PROMPT: Go through the entries below and retype them exactly, omitting each picture.

SUPPLIED DATA:
--

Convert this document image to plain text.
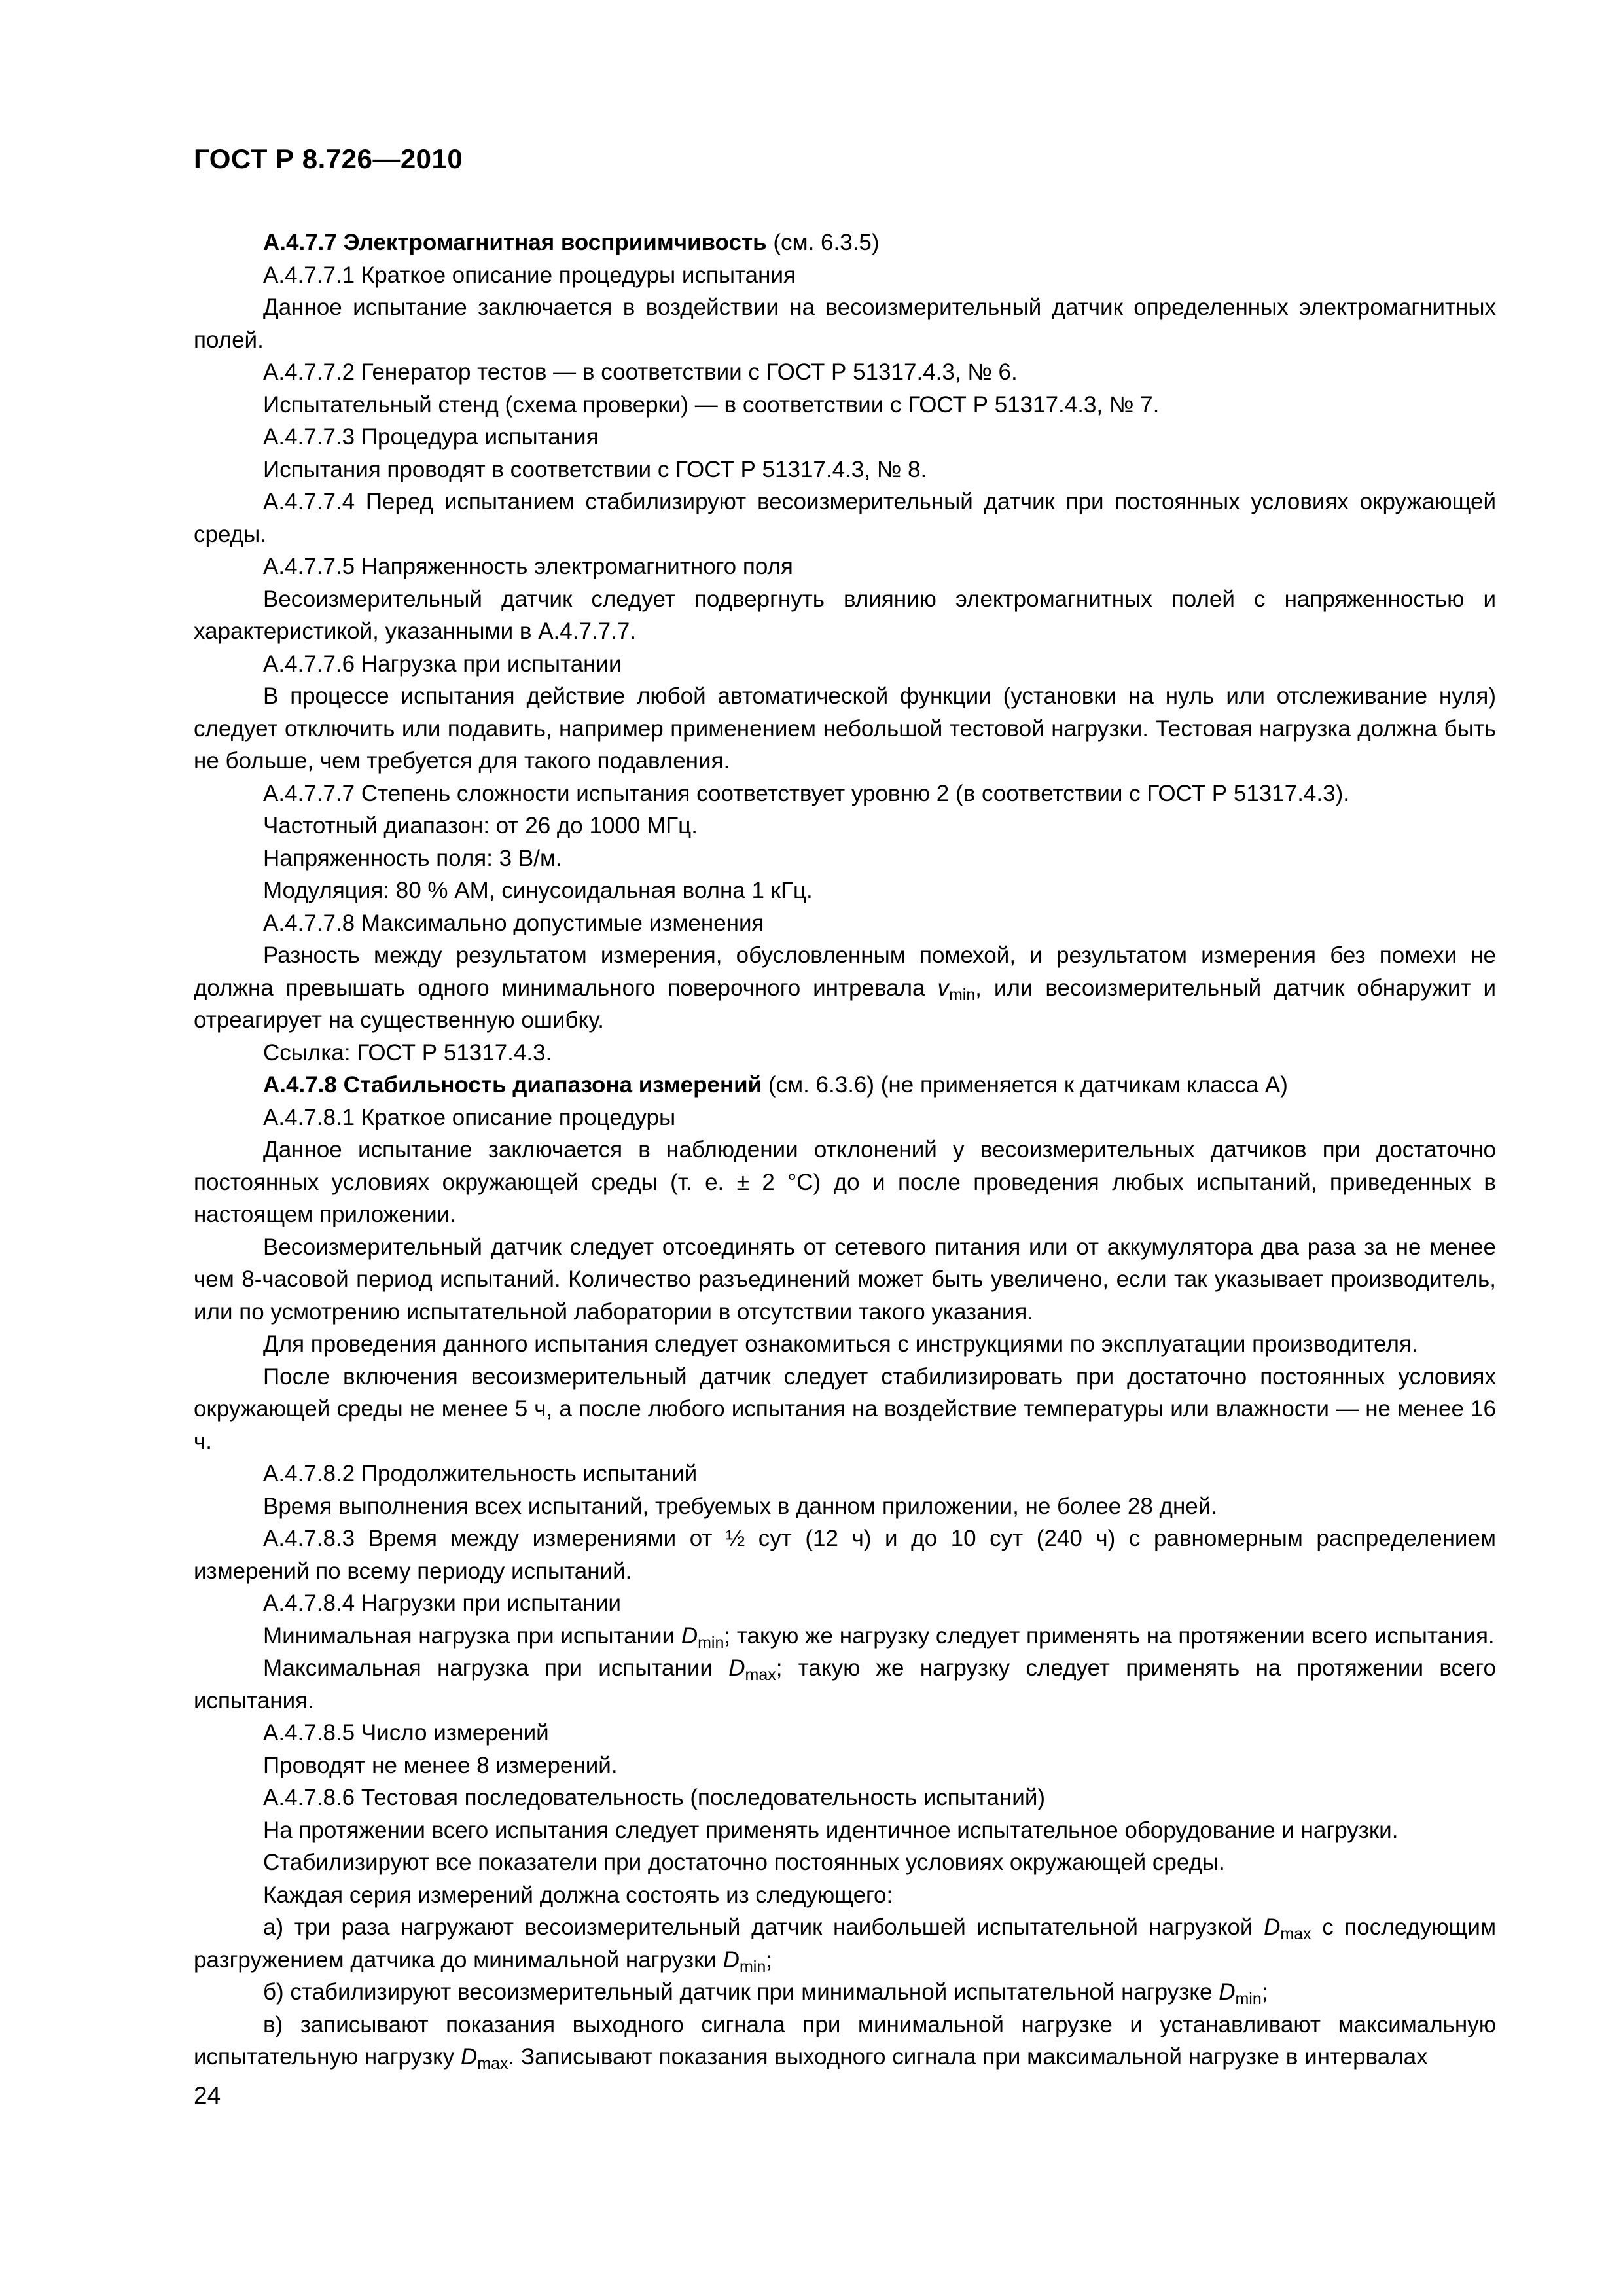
ГОСТ Р 8.726—2010

А.4.7.7 Электромагнитная восприимчивость (см. 6.3.5)

А.4.7.7.1 Краткое описание процедуры испытания

Данное испытание заключается в воздействии на весоизмерительный датчик определенных электромагнитных полей.

А.4.7.7.2 Генератор тестов — в соответствии с ГОСТ Р 51317.4.3, № 6.

Испытательный стенд (схема проверки) — в соответствии с ГОСТ Р 51317.4.3, № 7.

А.4.7.7.3 Процедура испытания

Испытания проводят в соответствии с ГОСТ Р 51317.4.3, № 8.

А.4.7.7.4 Перед испытанием стабилизируют весоизмерительный датчик при постоянных условиях окружающей среды.

А.4.7.7.5 Напряженность электромагнитного поля

Весоизмерительный датчик следует подвергнуть влиянию электромагнитных полей с напряженностью и характеристикой, указанными в А.4.7.7.7.

А.4.7.7.6 Нагрузка при испытании

В процессе испытания действие любой автоматической функции (установки на нуль или отслеживание нуля) следует отключить или подавить, например применением небольшой тестовой нагрузки. Тестовая нагрузка должна быть не больше, чем требуется для такого подавления.

А.4.7.7.7 Степень сложности испытания соответствует уровню 2 (в соответствии с ГОСТ Р 51317.4.3).

Частотный диапазон: от 26 до 1000 МГц.

Напряженность поля: 3 В/м.

Модуляция: 80 % АМ, синусоидальная волна 1 кГц.

А.4.7.7.8 Максимально допустимые изменения

Разность между результатом измерения, обусловленным помехой, и результатом измерения без помехи не должна превышать одного минимального поверочного интревала $v_{min}$, или весоизмерительный датчик обнаружит и отреагирует на существенную ошибку.

Ссылка: ГОСТ Р 51317.4.3.

А.4.7.8 Стабильность диапазона измерений (см. 6.3.6) (не применяется к датчикам класса А)

А.4.7.8.1 Краткое описание процедуры

Данное испытание заключается в наблюдении отклонений у весоизмерительных датчиков при достаточно постоянных условиях окружающей среды (т. е. ± 2 °С) до и после проведения любых испытаний, приведенных в настоящем приложении.

Весоизмерительный датчик следует отсоединять от сетевого питания или от аккумулятора два раза за не менее чем 8-часовой период испытаний. Количество разъединений может быть увеличено, если так указывает производитель, или по усмотрению испытательной лаборатории в отсутствии такого указания.

Для проведения данного испытания следует ознакомиться с инструкциями по эксплуатации производителя.

После включения весоизмерительный датчик следует стабилизировать при достаточно постоянных условиях окружающей среды не менее 5 ч, а после любого испытания на воздействие температуры или влажности — не менее 16 ч.

А.4.7.8.2 Продолжительность испытаний

Время выполнения всех испытаний, требуемых в данном приложении, не более 28 дней.

А.4.7.8.3 Время между измерениями от ½ сут (12 ч) и до 10 сут (240 ч) с равномерным распределением измерений по всему периоду испытаний.

А.4.7.8.4 Нагрузки при испытании

Минимальная нагрузка при испытании $D_{min}$; такую же нагрузку следует применять на протяжении всего испытания.

Максимальная нагрузка при испытании $D_{max}$; такую же нагрузку следует применять на протяжении всего испытания.

А.4.7.8.5 Число измерений

Проводят не менее 8 измерений.

А.4.7.8.6 Тестовая последовательность (последовательность испытаний)

На протяжении всего испытания следует применять идентичное испытательное оборудование и нагрузки.

Стабилизируют все показатели при достаточно постоянных условиях окружающей среды.

Каждая серия измерений должна состоять из следующего:

а) три раза нагружают весоизмерительный датчик наибольшей испытательной нагрузкой $D_{max}$ с последующим разгружением датчика до минимальной нагрузки $D_{min}$;

б) стабилизируют весоизмерительный датчик при минимальной испытательной нагрузке $D_{min}$;

в) записывают показания выходного сигнала при минимальной нагрузке и устанавливают максимальную испытательную нагрузку $D_{max}$. Записывают показания выходного сигнала при максимальной нагрузке в интервалах

24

--

FINAL RESULT:
Convert this document image to plain text.
ГОСТ Р 8.726—2010

А.4.7.7 Электромагнитная восприимчивость (см. 6.3.5)

А.4.7.7.1 Краткое описание процедуры испытания

Данное испытание заключается в воздействии на весоизмерительный датчик определенных электромагнитных полей.

А.4.7.7.2 Генератор тестов — в соответствии с ГОСТ Р 51317.4.3, № 6.

Испытательный стенд (схема проверки) — в соответствии с ГОСТ Р 51317.4.3, № 7.

А.4.7.7.3 Процедура испытания

Испытания проводят в соответствии с ГОСТ Р 51317.4.3, № 8.

А.4.7.7.4 Перед испытанием стабилизируют весоизмерительный датчик при постоянных условиях окружающей среды.

А.4.7.7.5 Напряженность электромагнитного поля

Весоизмерительный датчик следует подвергнуть влиянию электромагнитных полей с напряженностью и характеристикой, указанными в А.4.7.7.7.

А.4.7.7.6 Нагрузка при испытании

В процессе испытания действие любой автоматической функции (установки на нуль или отслеживание нуля) следует отключить или подавить, например применением небольшой тестовой нагрузки. Тестовая нагрузка должна быть не больше, чем требуется для такого подавления.

А.4.7.7.7 Степень сложности испытания соответствует уровню 2 (в соответствии с ГОСТ Р 51317.4.3).

Частотный диапазон: от 26 до 1000 МГц.

Напряженность поля: 3 В/м.

Модуляция: 80 % АМ, синусоидальная волна 1 кГц.

А.4.7.7.8 Максимально допустимые изменения

Разность между результатом измерения, обусловленным помехой, и результатом измерения без помехи не должна превышать одного минимального поверочного интревала $v_{min}$, или весоизмерительный датчик обнаружит и отреагирует на существенную ошибку.

Ссылка: ГОСТ Р 51317.4.3.

А.4.7.8 Стабильность диапазона измерений (см. 6.3.6) (не применяется к датчикам класса А)

А.4.7.8.1 Краткое описание процедуры

Данное испытание заключается в наблюдении отклонений у весоизмерительных датчиков при достаточно постоянных условиях окружающей среды (т. е. ± 2 °С) до и после проведения любых испытаний, приведенных в настоящем приложении.

Весоизмерительный датчик следует отсоединять от сетевого питания или от аккумулятора два раза за не менее чем 8-часовой период испытаний. Количество разъединений может быть увеличено, если так указывает производитель, или по усмотрению испытательной лаборатории в отсутствии такого указания.

Для проведения данного испытания следует ознакомиться с инструкциями по эксплуатации производителя.

После включения весоизмерительный датчик следует стабилизировать при достаточно постоянных условиях окружающей среды не менее 5 ч, а после любого испытания на воздействие температуры или влажности — не менее 16 ч.

А.4.7.8.2 Продолжительность испытаний

Время выполнения всех испытаний, требуемых в данном приложении, не более 28 дней.

А.4.7.8.3 Время между измерениями от ½ сут (12 ч) и до 10 сут (240 ч) с равномерным распределением измерений по всему периоду испытаний.

А.4.7.8.4 Нагрузки при испытании

Минимальная нагрузка при испытании $D_{min}$; такую же нагрузку следует применять на протяжении всего испытания.

Максимальная нагрузка при испытании $D_{max}$; такую же нагрузку следует применять на протяжении всего испытания.

А.4.7.8.5 Число измерений

Проводят не менее 8 измерений.

А.4.7.8.6 Тестовая последовательность (последовательность испытаний)

На протяжении всего испытания следует применять идентичное испытательное оборудование и нагрузки.

Стабилизируют все показатели при достаточно постоянных условиях окружающей среды.

Каждая серия измерений должна состоять из следующего:

а) три раза нагружают весоизмерительный датчик наибольшей испытательной нагрузкой $D_{max}$ с последующим разгружением датчика до минимальной нагрузки $D_{min}$;

б) стабилизируют весоизмерительный датчик при минимальной испытательной нагрузке $D_{min}$;

в) записывают показания выходного сигнала при минимальной нагрузке и устанавливают максимальную испытательную нагрузку $D_{max}$. Записывают показания выходного сигнала при максимальной нагрузке в интервалах

24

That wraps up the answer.